#### Given data:

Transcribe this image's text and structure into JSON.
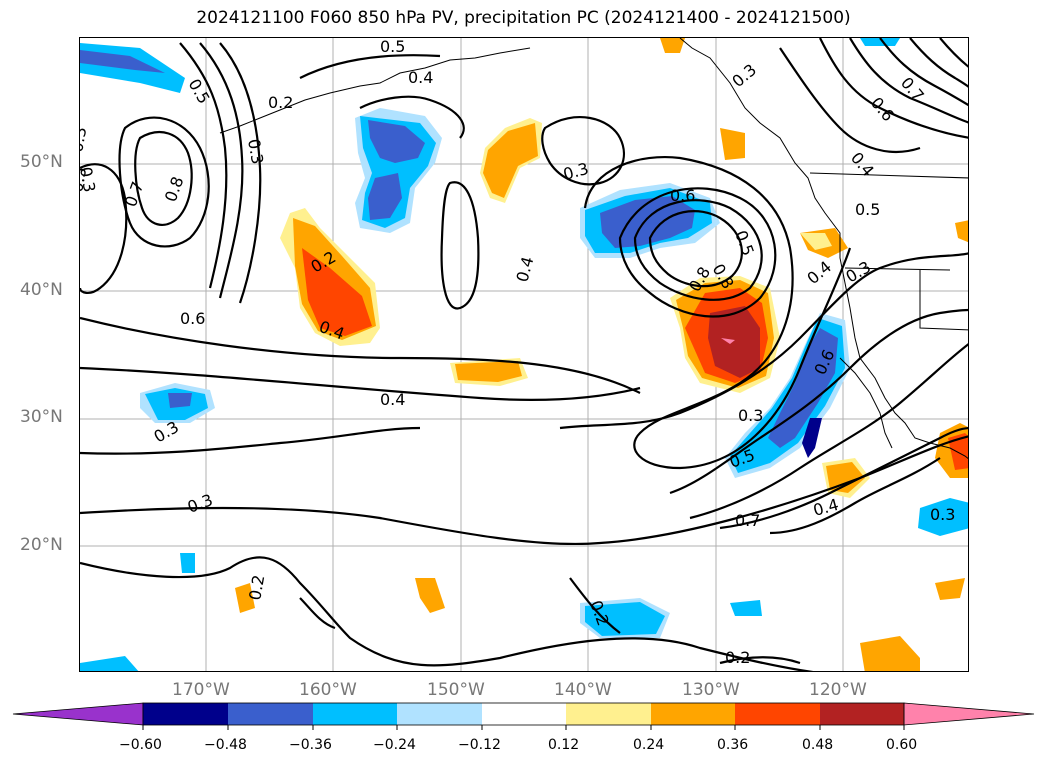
{
  "title": "2024121100 F060 850 hPa PV, precipitation PC (2024121400 - 2024121500)",
  "lat_labels": [
    "50°N",
    "40°N",
    "30°N",
    "20°N"
  ],
  "lon_labels": [
    "170°W",
    "160°W",
    "150°W",
    "140°W",
    "130°W",
    "120°W"
  ],
  "contour_labels": [
    "0.5",
    "0.4",
    "0.3",
    "0.2",
    "0.3",
    "0.5",
    "0.8",
    "0.7",
    "0.5",
    "0.3",
    "0.2",
    "0.4",
    "0.4",
    "0.6",
    "0.3",
    "0.6",
    "0.4",
    "0.5",
    "0.8",
    "0.8",
    "0.3",
    "0.3",
    "0.4",
    "0.6",
    "0.3",
    "0.3",
    "0.5",
    "0.7",
    "0.4",
    "0.3",
    "0.2",
    "0.2",
    "0.2",
    "0.4",
    "0.6",
    "0.7",
    "0.5",
    "0.3"
  ],
  "colorbar": {
    "tick_labels": [
      "−0.60",
      "−0.48",
      "−0.36",
      "−0.24",
      "−0.12",
      "0.12",
      "0.24",
      "0.36",
      "0.48",
      "0.60"
    ],
    "colors": [
      "#9932cc",
      "#00008b",
      "#3a5fcd",
      "#00bfff",
      "#b0e2ff",
      "#ffffff",
      "#fff08f",
      "#ffa500",
      "#ff4500",
      "#b22222",
      "#ff82ab"
    ]
  }
}
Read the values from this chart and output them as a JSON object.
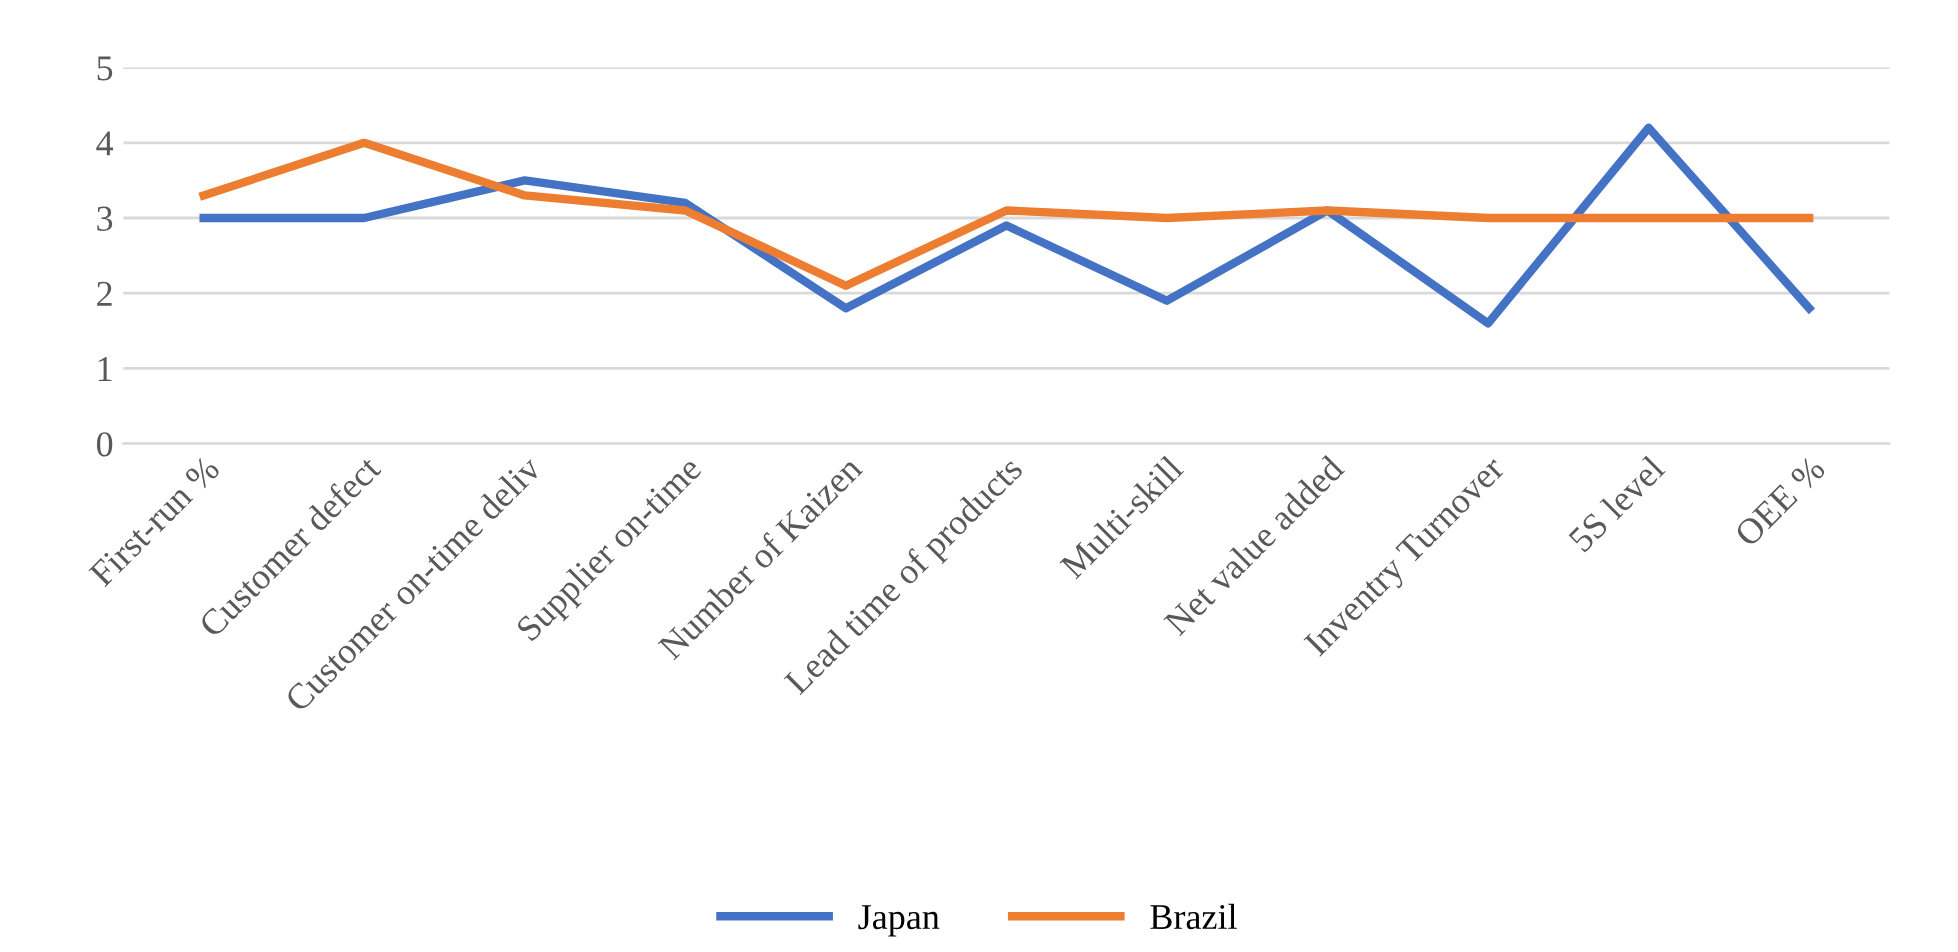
{
  "chart_data": {
    "type": "line",
    "categories": [
      "First-run %",
      "Customer defect",
      "Customer on-time deliv",
      "Supplier on-time",
      "Number of Kaizen",
      "Lead time of products",
      "Multi-skill",
      "Net value added",
      "Inventry Turnover",
      "5S level",
      "OEE %"
    ],
    "series": [
      {
        "name": "Japan",
        "color": "#4472c4",
        "values": [
          3.0,
          3.0,
          3.5,
          3.2,
          1.8,
          2.9,
          1.9,
          3.1,
          1.6,
          4.2,
          1.8
        ]
      },
      {
        "name": "Brazil",
        "color": "#ed7d31",
        "values": [
          3.3,
          4.0,
          3.3,
          3.1,
          2.1,
          3.1,
          3.0,
          3.1,
          3.0,
          3.0,
          3.0
        ]
      }
    ],
    "ylim": [
      0,
      5
    ],
    "yticks": [
      0,
      1,
      2,
      3,
      4,
      5
    ],
    "grid": "y",
    "legend": "bottom",
    "marker": "none",
    "line_style": "solid"
  }
}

#### Written instruction:
Take each line of the material that contains the word "time" and list it.

#### Result of this exercise:
      "Customer on-time deliv",
      "Supplier on-time",
      "Lead time of products",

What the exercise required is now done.